Kremlin’s New Subs Set Sights on Internet’s Undersea Backbone

| Levi Maxey/The Cipher Brief

 

Bottom Line: The U.S. and its NATO allies have warned that an uptick in Russian submarine activity near undersea fiber optic cables means Moscow may be plotting to disrupt or intercept sensitive or other critical internet communications, in the event of a confrontation with the West. Their warning serves as a plea to western civilian leaders for greater funding to monitor such activity – and also, serves as a public demarche to Russia to cease and desist, that is likely to be ignored.

 

Background:

 

Fiber optic cables are large underwater wires that relay 99 percent of the world’s digital communications. Approximately 400 undersea fiber optic cables span an estimated 683,000 miles across oceans and seas. This privately owned physical infrastructure binds the digital world, allowing servers in Hong Kong to quickly respond to requests from a computer in Washington, for example.


Physical damage is the main threat to fiber optic cables. The cable industry estimates that over 150 faults in cable connectivity occur every year, with the vast majority of them being isolated or accidental incidents such as fishing boats dragging their anchors near shallow shores. Since there is an expectation of damage, the industry has built-in network redundancy, or backup “dark cables” that could quickly replace damaged cables to limit the effects of such disruptions.

::::::::

- **Problem 1**:
In the entries, starting at the first line and ending at the line that contains "854, 792, 891]", swap "toc-page-ref" for "page-number" and write those lines out again with nothing else altered.

::::::::

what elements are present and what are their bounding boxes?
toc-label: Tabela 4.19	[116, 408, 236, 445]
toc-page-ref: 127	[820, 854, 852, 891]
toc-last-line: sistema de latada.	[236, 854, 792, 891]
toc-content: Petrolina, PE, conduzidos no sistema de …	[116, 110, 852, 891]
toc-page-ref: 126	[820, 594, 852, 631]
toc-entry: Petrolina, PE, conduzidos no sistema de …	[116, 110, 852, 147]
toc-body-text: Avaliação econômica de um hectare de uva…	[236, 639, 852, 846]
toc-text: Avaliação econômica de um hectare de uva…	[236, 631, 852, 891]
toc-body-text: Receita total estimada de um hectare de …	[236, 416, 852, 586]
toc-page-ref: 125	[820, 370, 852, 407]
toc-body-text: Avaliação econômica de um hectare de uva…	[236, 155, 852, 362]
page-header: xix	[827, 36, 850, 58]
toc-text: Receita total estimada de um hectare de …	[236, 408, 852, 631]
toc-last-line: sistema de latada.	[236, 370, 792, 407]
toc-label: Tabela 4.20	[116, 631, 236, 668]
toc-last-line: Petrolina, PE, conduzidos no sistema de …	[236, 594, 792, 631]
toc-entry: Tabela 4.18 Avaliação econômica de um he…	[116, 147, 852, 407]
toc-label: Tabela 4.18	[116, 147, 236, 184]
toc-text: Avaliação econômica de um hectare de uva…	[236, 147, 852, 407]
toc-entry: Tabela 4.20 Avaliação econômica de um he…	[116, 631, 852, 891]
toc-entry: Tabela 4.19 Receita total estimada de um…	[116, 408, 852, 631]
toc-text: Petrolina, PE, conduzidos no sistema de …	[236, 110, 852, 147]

::::::::

- **Problem 2**:
Resume the article on Russian submarines and undersea fiber optic cables, continuing on from its final sentence.

- **Task answer 1**:
what elements are present and what are their bounding boxes?
toc-label: Tabela 4.19	[116, 408, 236, 445]
page-number: 127	[820, 854, 852, 891]
toc-last-line: sistema de latada.	[236, 854, 792, 891]

- **Task answer 2**:
When fiber optic cables are disrupted, they can cause significant loss in network traffic. In March 2013, the Egyptian navy detained three men for allegedly attempting to cut an undersea cable off the coast of Alexandria, a hub of Mediterranean cable-landing points. The damage caused a 60 percent drop in internet speeds throughout the country. Back in January 2008, two cables that were cut off Alexandria’s coast temporarily shut down internet access in Egypt, India, Pakistan and Kuwait. In December 2006, four major fiber optic lines were damaged as a result of an earthquake that hit Taiwan, choking data transiting to and from Hong Kong, South East Asia and China until the traffic was fully restored 49 days later.


Russia has sought to modernize its submarine fleet, servicing and acquiring 13 additional vessels since 2014. Estimates are that Russia has an arsenal of 60 full-size submarines compared to the U.S. fleet of 66. Russia accelerated the refurbishments and additions to its sub fleet after the Kremlin’s annexation of Crimea in 2014 heightened tensions with the U.S. and NATO.


With submarines capable of stealthy, long-distance deployments, Russia can use them in a range of potentially hostile actions, from serving as the long arm of conventional weapons in lower-level conflicts such as Syria, to tracking the long routes of undersea cables, to retaliating with ballistic missiles in case of nuclear war. “There’s a new risk to our way of life, which is the vulnerability of the cables that crisscross the seabeds,” warned Britain’s Air Chief Marshal Sir Stuart Peach, speaking at the Royal United Services Institute in December. “Therefore, we must continue to develop our maritime forces…to match and understand Russian fleet modernization.”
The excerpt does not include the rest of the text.